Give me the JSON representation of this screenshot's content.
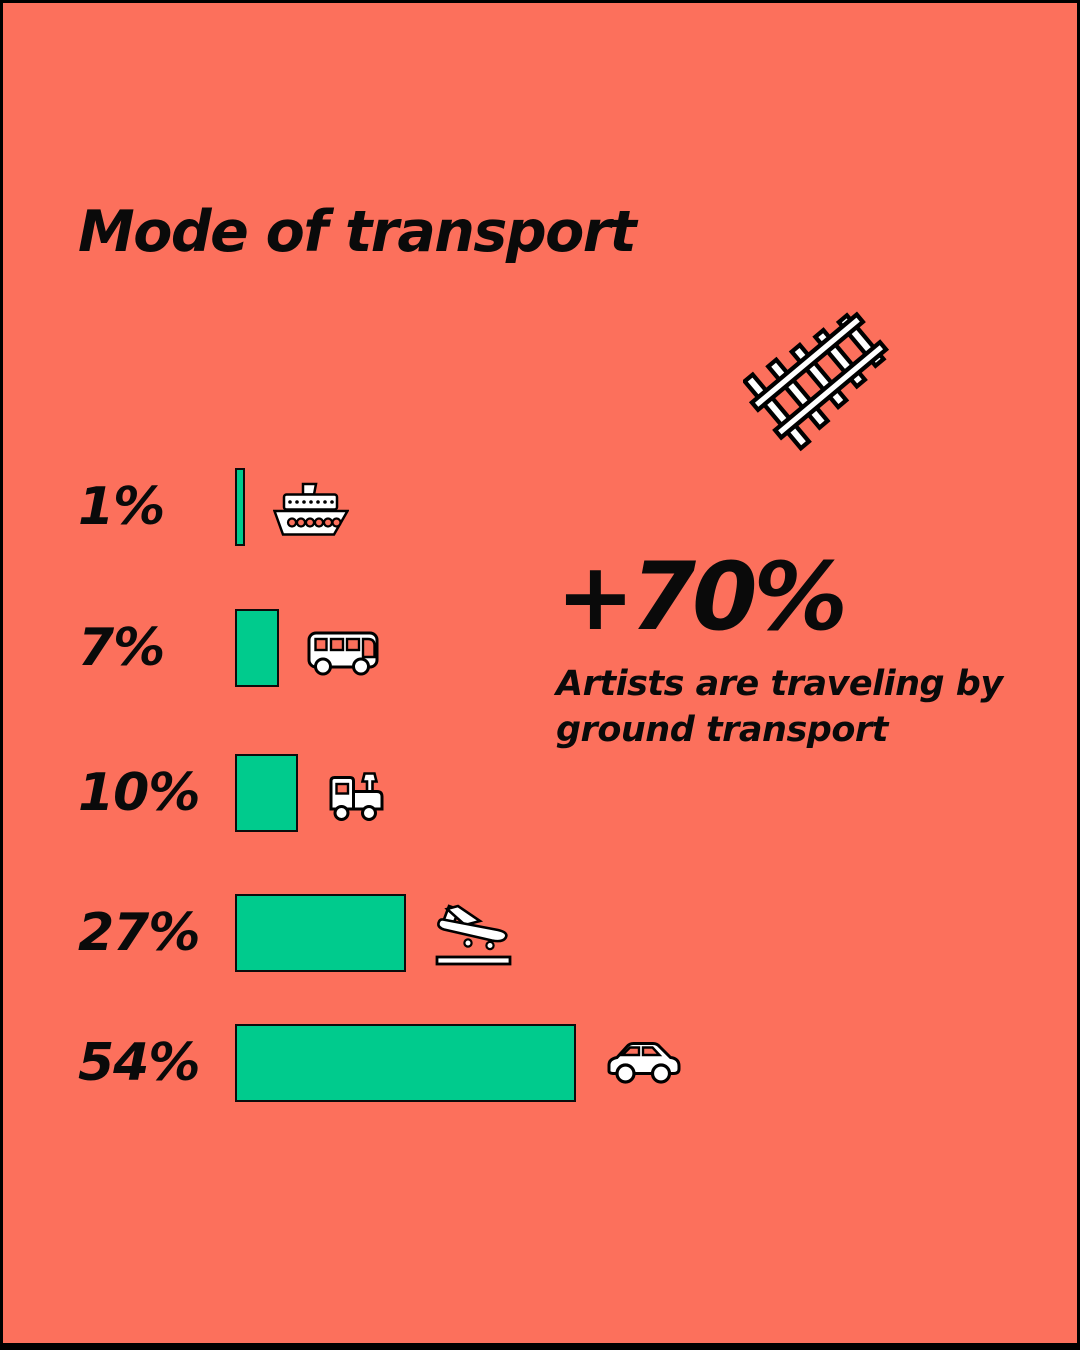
{
  "page": {
    "background_color": "#fc705c",
    "bar_color": "#00cb8d",
    "text_color": "#0a0a0a",
    "icon_style_colors": {
      "fill": "#ffffff",
      "outline": "#000000"
    },
    "decor_icon": "railway-tracks-icon"
  },
  "title": "Mode of transport",
  "chart_data": {
    "type": "bar",
    "orientation": "horizontal",
    "title": "Mode of transport",
    "unit": "%",
    "categories": [
      "Ship",
      "Bus",
      "Train",
      "Plane",
      "Car"
    ],
    "values": [
      1,
      7,
      10,
      27,
      54
    ],
    "labels": [
      "1%",
      "7%",
      "10%",
      "27%",
      "54%"
    ],
    "icons": [
      "ship-icon",
      "bus-icon",
      "train-icon",
      "plane-landing-icon",
      "car-icon"
    ],
    "xlim": [
      0,
      54
    ],
    "grid": false,
    "legend": false,
    "bar_color": "#00cb8d"
  },
  "annotation": {
    "headline": "+70%",
    "body": "Artists are traveling by ground transport",
    "body_lines": [
      "Artists are traveling by",
      "ground transport"
    ]
  }
}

════

* _Task goal_: Count the lines of the material that include the word "title", then state only the total.

* _Written answer_: 2